[Prompt]: Each of the entries should be retyped precisely as it appears.
===== Data entries
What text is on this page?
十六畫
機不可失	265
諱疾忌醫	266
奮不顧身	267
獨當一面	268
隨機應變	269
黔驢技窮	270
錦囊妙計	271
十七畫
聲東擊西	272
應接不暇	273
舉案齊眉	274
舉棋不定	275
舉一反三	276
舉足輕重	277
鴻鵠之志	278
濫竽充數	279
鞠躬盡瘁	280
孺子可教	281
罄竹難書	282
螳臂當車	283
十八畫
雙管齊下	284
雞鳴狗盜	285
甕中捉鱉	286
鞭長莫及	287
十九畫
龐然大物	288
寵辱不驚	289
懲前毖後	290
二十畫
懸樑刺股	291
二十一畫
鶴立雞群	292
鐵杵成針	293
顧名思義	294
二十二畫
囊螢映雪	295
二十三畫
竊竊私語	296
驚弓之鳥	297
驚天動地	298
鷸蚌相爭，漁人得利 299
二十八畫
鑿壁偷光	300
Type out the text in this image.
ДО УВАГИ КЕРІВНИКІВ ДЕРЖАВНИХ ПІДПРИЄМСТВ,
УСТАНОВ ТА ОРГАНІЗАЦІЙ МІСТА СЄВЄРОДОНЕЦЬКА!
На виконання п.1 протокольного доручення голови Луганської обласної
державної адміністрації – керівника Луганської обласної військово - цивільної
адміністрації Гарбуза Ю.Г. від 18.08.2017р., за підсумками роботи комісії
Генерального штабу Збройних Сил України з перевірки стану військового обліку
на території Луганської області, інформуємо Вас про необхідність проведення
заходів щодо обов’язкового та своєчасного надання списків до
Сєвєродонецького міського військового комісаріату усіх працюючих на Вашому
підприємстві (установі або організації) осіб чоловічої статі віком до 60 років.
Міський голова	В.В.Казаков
==========
[The completed task]:
What text is on this page?
十六畫
機不可失	265
諱疾忌醫	266
奮不顧身	267
獨當一面	268
隨機應變	269
黔驢技窮	270
錦囊妙計	271
十七畫
聲東擊西	272
應接不暇	273
舉案齊眉	274
舉棋不定	275
舉一反三	276
舉足輕重	277
鴻鵠之志	278
濫竽充數	279
鞠躬盡瘁	280
孺子可教	281
罄竹難書	282
螳臂當車	283
十八畫
雙管齊下	284
雞鳴狗盜	285
甕中捉鱉	286
鞭長莫及	287
十九畫
龐然大物	288
寵辱不驚	289
懲前毖後	290
二十畫
懸樑刺股	291
二十一畫
鶴立雞群	292
鐵杵成針	293
顧名思義	294
二十二畫
囊螢映雪	295
二十三畫
竊竊私語	296
驚弓之鳥	297
驚天動地	298
鷸蚌相爭，漁人得利 299
二十八畫
鑿壁偷光	300
Type out the text in this image.
ДО УВАГИ КЕРІВНИКІВ ДЕРЖАВНИХ ПІДПРИЄМСТВ,
УСТАНОВ ТА ОРГАНІЗАЦІЙ МІСТА СЄВЄРОДОНЕЦЬКА!
На виконання п.1 протокольного доручення голови Луганської обласної
державної адміністрації – керівника Луганської обласної військово - цивільної
адміністрації Гарбуза Ю.Г. від 18.08.2017р., за підсумками роботи комісії
Генерального штабу Збройних Сил України з перевірки стану військового обліку
на території Луганської області, інформуємо Вас про необхідність проведення
заходів щодо обов’язкового та своєчасного надання списків до
Сєвєродонецького міського військового комісаріату усіх працюючих на Вашому
підприємстві (установі або організації) осіб чоловічої статі віком до 60 років.
Міський голова	В.В.Казаков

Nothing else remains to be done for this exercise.